__To be done__. Copy out all lines that carry the word "Expliciunt".

__Supplied data__.
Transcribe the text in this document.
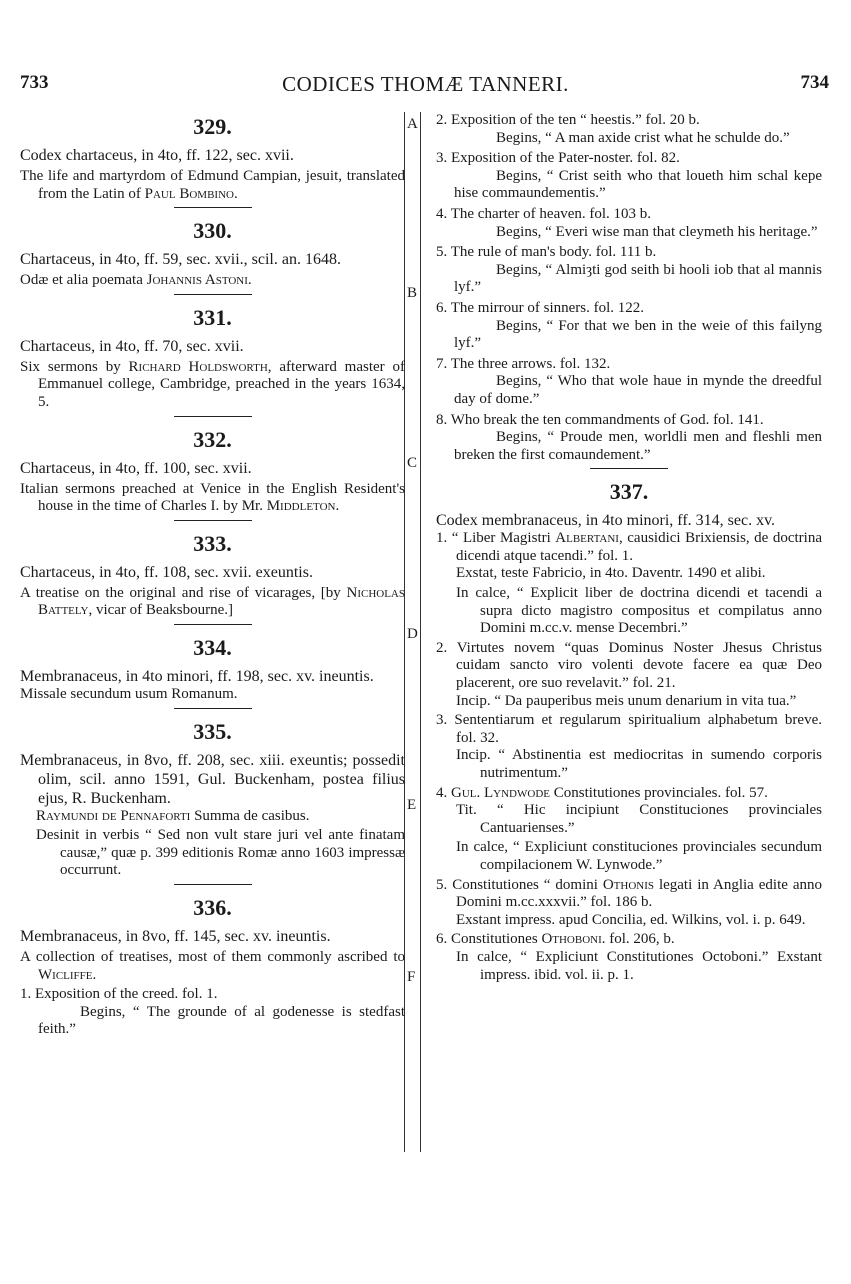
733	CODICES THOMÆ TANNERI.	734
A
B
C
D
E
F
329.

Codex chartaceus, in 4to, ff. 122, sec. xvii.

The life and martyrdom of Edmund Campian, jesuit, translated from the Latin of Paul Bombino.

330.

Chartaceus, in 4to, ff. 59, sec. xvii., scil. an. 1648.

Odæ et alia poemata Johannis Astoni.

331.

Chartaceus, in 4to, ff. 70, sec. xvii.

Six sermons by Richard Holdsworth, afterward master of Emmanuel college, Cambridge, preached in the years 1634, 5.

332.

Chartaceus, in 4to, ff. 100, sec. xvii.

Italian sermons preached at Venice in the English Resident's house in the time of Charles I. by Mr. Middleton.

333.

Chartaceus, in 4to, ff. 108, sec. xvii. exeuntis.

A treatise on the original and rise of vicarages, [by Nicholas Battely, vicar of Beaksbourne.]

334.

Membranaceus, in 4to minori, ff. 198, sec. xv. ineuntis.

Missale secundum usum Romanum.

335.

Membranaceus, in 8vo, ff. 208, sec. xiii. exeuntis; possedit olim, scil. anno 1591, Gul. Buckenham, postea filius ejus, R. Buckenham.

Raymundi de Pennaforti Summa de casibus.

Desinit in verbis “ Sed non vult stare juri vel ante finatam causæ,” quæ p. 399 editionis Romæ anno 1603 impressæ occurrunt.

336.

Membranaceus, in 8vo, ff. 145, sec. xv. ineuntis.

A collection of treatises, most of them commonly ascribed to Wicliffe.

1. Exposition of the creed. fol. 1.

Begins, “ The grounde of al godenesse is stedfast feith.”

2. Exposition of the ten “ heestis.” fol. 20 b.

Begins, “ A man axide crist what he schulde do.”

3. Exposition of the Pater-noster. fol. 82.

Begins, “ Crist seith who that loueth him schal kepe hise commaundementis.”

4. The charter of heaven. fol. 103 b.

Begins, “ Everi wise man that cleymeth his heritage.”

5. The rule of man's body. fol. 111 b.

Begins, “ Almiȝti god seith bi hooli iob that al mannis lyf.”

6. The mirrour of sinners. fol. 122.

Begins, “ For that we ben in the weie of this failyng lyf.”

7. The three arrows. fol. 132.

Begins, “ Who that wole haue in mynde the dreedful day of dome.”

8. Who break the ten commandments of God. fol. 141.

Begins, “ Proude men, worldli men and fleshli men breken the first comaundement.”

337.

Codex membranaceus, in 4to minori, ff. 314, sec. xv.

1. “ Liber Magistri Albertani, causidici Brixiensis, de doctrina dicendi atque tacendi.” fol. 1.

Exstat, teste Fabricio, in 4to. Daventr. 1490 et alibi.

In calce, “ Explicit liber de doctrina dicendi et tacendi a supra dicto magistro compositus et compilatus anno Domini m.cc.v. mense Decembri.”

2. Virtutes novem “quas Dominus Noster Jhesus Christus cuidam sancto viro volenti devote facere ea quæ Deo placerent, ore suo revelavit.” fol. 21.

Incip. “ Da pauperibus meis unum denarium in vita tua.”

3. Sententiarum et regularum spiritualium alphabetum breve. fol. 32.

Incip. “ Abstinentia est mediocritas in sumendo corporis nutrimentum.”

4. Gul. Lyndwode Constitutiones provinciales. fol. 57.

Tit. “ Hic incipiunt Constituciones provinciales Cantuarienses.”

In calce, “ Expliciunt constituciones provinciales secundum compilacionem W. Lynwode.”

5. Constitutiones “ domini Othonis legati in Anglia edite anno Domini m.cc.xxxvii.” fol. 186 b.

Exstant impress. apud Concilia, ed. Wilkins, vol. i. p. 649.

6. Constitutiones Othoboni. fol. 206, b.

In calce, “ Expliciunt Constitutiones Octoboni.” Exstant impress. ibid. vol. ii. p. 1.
--
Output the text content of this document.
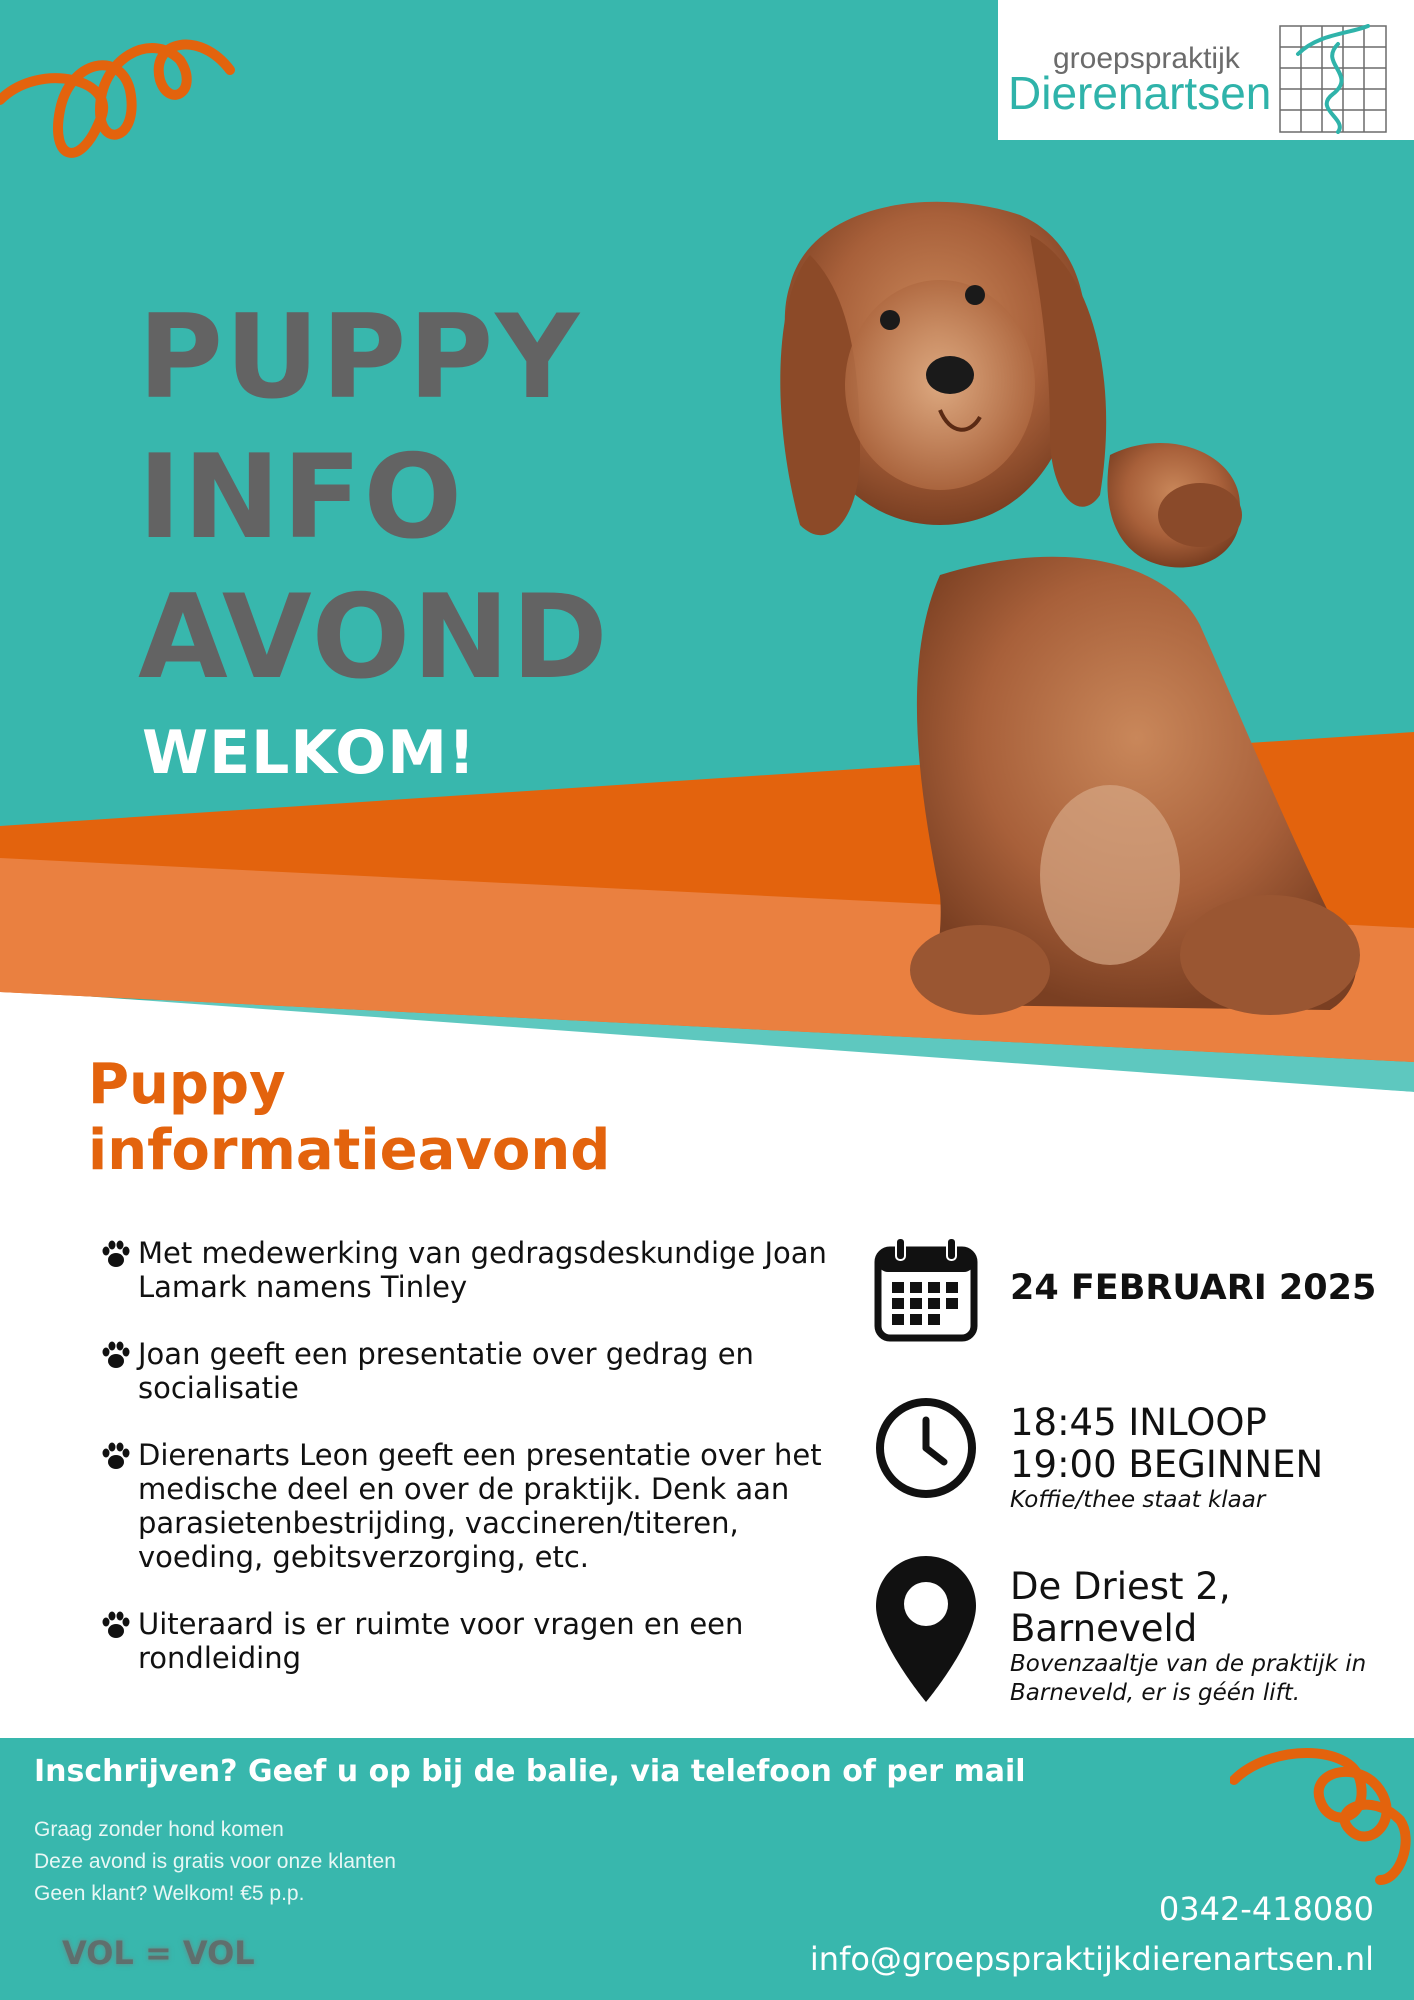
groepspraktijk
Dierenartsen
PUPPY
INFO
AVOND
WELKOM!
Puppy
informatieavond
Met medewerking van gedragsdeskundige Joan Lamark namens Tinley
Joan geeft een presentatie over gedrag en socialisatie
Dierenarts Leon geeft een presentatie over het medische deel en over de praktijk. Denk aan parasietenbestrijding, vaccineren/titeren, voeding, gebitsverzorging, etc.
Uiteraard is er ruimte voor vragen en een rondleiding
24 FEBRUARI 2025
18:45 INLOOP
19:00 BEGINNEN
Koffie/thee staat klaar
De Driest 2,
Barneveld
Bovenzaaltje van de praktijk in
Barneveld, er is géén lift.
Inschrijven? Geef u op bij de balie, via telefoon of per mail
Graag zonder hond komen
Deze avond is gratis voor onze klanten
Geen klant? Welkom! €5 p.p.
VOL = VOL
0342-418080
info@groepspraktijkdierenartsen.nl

__Solved exercise__.
In calce, “ Expliciunt constituciones provinciales secundum compilacionem W. Lynwode.”
In calce, “ Expliciunt Constitutiones Octoboni.” Exstant impress. ibid. vol. ii. p. 1.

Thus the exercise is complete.